> [What you will do] Locate each line containing the string "Excel" and copy it out.

> [Records for the task]
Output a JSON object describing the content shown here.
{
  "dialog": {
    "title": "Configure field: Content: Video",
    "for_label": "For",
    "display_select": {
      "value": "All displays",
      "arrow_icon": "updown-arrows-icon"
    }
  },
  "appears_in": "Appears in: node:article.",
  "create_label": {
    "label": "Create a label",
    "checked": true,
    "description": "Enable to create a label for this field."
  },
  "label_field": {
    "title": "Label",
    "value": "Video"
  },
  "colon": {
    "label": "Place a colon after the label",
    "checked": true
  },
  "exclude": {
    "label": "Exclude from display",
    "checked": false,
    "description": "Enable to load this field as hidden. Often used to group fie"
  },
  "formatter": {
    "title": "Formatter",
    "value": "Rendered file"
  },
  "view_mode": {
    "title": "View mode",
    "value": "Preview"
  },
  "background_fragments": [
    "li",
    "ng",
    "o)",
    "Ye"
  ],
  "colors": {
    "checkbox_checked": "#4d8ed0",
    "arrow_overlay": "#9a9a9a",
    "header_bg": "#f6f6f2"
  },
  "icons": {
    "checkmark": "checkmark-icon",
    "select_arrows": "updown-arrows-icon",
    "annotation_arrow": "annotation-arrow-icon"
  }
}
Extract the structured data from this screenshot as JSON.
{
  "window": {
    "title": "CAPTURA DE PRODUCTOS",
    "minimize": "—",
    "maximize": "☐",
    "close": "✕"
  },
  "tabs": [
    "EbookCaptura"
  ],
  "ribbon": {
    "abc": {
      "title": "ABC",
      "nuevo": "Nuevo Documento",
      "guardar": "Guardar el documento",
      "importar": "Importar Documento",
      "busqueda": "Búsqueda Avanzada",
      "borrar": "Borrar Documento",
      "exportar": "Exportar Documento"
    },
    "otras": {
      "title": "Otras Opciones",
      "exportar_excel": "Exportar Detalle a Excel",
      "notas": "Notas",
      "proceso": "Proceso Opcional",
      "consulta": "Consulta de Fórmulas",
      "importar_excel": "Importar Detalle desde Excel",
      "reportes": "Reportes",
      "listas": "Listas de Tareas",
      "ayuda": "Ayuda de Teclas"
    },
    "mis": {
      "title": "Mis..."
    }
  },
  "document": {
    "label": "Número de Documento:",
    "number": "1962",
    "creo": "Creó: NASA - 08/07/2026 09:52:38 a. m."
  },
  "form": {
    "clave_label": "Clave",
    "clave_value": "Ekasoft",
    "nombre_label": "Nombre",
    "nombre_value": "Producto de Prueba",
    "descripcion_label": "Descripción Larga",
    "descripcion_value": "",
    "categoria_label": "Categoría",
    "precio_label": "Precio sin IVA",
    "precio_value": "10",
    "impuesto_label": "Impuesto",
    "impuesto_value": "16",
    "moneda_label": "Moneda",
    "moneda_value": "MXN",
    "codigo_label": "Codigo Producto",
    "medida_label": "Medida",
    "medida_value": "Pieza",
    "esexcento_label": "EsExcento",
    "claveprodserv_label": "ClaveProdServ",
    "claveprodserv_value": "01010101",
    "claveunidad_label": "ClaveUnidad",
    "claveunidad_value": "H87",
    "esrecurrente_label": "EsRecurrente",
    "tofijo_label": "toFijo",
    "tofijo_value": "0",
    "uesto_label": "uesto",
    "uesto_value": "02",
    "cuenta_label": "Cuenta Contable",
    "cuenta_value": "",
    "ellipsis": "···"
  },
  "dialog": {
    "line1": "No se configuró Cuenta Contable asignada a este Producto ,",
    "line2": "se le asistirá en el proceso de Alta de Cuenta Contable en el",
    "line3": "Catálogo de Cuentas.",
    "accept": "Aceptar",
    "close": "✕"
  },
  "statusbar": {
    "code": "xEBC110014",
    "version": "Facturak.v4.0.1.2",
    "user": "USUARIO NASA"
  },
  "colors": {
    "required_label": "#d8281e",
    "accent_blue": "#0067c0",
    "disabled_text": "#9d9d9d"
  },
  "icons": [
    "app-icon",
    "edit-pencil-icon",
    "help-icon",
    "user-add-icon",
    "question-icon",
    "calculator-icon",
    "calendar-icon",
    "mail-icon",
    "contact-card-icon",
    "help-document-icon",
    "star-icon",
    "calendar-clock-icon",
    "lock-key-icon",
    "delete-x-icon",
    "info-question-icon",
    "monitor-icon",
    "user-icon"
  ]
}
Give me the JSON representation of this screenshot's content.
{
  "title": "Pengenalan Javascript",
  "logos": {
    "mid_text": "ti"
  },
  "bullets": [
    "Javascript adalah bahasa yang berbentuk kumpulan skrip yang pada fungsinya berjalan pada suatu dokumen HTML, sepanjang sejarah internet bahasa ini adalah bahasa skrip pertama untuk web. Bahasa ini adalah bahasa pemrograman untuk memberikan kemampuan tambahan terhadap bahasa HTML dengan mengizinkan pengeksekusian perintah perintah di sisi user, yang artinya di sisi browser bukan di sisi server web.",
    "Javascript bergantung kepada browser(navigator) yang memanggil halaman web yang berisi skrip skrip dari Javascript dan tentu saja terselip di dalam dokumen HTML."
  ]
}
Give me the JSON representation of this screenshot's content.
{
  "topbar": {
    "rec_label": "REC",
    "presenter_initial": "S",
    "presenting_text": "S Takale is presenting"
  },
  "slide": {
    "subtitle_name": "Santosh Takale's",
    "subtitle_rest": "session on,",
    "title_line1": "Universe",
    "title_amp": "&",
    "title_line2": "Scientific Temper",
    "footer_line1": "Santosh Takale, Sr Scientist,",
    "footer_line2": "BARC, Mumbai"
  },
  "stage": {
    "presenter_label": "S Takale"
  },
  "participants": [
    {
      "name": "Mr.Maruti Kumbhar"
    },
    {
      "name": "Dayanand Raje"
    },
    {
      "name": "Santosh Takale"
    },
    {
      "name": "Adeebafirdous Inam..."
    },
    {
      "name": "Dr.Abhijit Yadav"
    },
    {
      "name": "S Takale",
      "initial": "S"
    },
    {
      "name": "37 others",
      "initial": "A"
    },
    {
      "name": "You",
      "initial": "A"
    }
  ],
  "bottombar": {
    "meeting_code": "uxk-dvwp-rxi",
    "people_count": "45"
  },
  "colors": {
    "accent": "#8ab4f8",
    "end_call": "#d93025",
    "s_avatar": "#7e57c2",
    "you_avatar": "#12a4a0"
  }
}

> [Answer to the exercise]
      "exportar_excel": "Exportar Detalle a Excel",
      "importar_excel": "Importar Detalle desde Excel",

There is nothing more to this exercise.